■ Your instructions
Recast the lines from the one containing "Give bounding boxes" up to and including the one containing "- info-label: 结束时间：: [110, 1140, 321, 1190]" as a JSON list of strings, one string per line, with blank lines left out.

(Coordinate annotation records)
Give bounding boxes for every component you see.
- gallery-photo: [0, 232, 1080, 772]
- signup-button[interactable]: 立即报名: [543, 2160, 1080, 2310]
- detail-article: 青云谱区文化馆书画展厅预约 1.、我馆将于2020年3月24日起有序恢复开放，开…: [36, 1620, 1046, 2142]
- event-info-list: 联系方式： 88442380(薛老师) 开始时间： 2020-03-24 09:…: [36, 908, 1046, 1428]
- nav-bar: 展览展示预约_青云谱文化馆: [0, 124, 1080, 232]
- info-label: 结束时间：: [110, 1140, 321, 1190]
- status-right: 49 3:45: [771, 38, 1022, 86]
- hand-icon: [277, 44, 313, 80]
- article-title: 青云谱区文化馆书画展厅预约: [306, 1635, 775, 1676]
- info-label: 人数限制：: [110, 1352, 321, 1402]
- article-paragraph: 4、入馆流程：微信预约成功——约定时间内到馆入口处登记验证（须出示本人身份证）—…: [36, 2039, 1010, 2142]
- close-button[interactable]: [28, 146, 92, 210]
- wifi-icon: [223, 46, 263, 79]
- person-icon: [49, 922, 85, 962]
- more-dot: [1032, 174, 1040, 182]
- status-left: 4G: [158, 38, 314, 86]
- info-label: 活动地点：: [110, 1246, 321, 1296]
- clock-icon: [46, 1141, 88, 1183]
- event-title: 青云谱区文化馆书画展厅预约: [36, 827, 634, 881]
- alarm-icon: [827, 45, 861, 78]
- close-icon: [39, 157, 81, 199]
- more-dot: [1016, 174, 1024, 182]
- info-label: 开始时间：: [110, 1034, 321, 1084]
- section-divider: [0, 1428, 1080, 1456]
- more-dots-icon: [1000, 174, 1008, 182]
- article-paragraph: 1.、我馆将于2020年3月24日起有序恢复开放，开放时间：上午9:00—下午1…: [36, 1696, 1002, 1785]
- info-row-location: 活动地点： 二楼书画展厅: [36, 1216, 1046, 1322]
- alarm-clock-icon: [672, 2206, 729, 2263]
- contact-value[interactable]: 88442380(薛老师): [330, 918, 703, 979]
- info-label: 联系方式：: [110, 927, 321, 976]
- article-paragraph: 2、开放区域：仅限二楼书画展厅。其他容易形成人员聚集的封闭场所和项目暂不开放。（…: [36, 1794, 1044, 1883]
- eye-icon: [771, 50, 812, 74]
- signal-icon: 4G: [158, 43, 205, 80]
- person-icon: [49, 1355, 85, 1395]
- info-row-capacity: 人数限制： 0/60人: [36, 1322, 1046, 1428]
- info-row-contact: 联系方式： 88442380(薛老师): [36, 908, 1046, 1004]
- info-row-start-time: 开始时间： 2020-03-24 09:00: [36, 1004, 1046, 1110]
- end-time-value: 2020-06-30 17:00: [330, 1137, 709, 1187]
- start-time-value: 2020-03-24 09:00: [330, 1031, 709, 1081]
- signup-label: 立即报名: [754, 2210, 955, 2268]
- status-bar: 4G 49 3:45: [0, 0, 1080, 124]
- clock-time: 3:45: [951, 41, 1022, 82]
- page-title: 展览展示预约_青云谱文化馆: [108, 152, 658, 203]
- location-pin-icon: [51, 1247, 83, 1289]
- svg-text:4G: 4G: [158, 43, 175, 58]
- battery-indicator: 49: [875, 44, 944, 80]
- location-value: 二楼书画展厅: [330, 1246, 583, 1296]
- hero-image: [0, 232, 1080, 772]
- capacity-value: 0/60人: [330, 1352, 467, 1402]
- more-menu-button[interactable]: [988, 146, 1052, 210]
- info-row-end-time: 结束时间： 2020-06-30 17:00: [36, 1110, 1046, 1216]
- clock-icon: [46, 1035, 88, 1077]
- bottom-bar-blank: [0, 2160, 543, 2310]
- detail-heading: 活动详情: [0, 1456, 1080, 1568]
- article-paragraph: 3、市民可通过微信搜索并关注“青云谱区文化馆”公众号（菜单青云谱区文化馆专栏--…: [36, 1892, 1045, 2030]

* * *

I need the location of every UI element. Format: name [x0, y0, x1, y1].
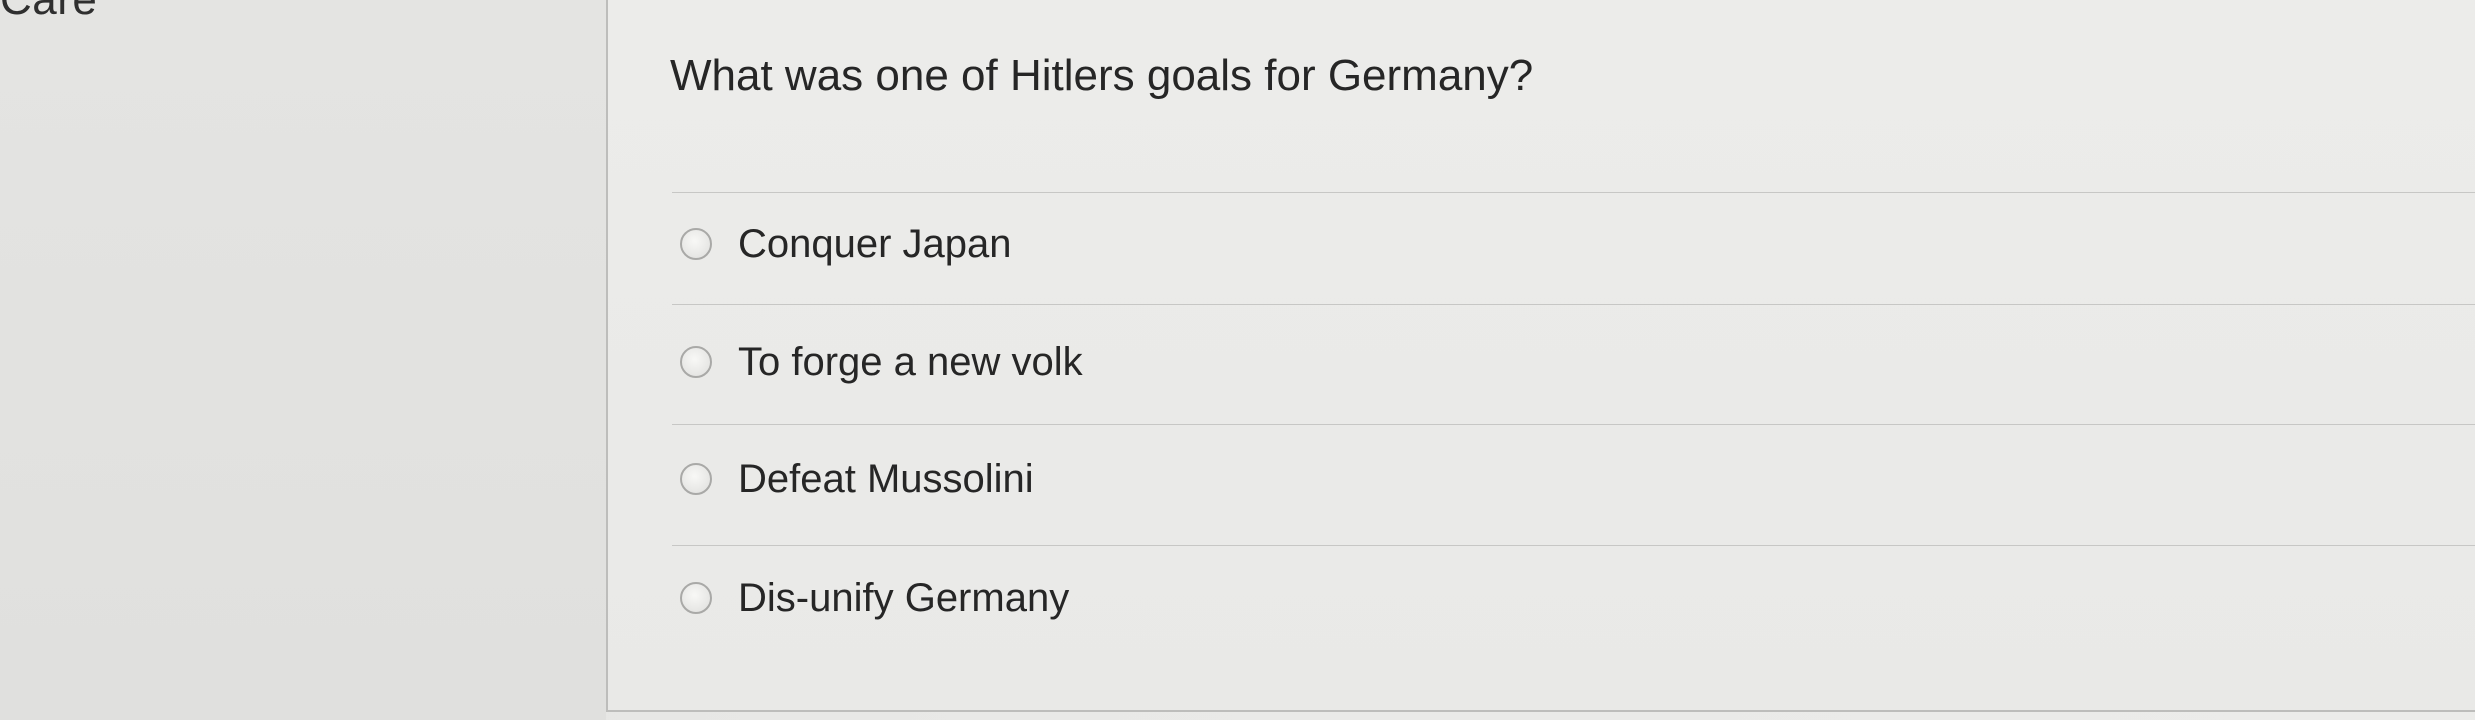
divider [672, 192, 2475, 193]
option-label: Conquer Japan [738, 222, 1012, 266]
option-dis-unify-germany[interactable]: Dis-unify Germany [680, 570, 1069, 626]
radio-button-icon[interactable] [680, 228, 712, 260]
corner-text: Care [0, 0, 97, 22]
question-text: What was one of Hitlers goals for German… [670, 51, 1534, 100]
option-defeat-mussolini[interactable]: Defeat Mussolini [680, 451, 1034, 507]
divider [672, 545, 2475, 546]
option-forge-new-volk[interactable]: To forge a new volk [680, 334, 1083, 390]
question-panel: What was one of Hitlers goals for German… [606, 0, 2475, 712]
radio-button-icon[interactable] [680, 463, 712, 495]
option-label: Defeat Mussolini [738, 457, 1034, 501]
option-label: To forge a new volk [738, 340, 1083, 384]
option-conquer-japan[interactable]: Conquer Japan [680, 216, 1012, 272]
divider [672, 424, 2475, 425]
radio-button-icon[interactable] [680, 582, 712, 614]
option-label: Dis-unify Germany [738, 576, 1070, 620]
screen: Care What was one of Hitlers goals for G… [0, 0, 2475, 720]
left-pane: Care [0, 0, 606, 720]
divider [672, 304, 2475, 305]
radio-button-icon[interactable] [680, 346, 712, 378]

■ The completed task
[
  "Give bounding boxes for every component you see.",
  "- gallery-photo: [0, 232, 1080, 772]",
  "- signup-button[interactable]: 立即报名: [543, 2160, 1080, 2310]",
  "- detail-article: 青云谱区文化馆书画展厅预约 1.、我馆将于2020年3月24日起有序恢复开放，开…: [36, 1620, 1046, 2142]",
  "- event-info-list: 联系方式： 88442380(薛老师) 开始时间： 2020-03-24 09:…: [36, 908, 1046, 1428]",
  "- nav-bar: 展览展示预约_青云谱文化馆: [0, 124, 1080, 232]",
  "- info-label: 结束时间：: [110, 1140, 321, 1190]"
]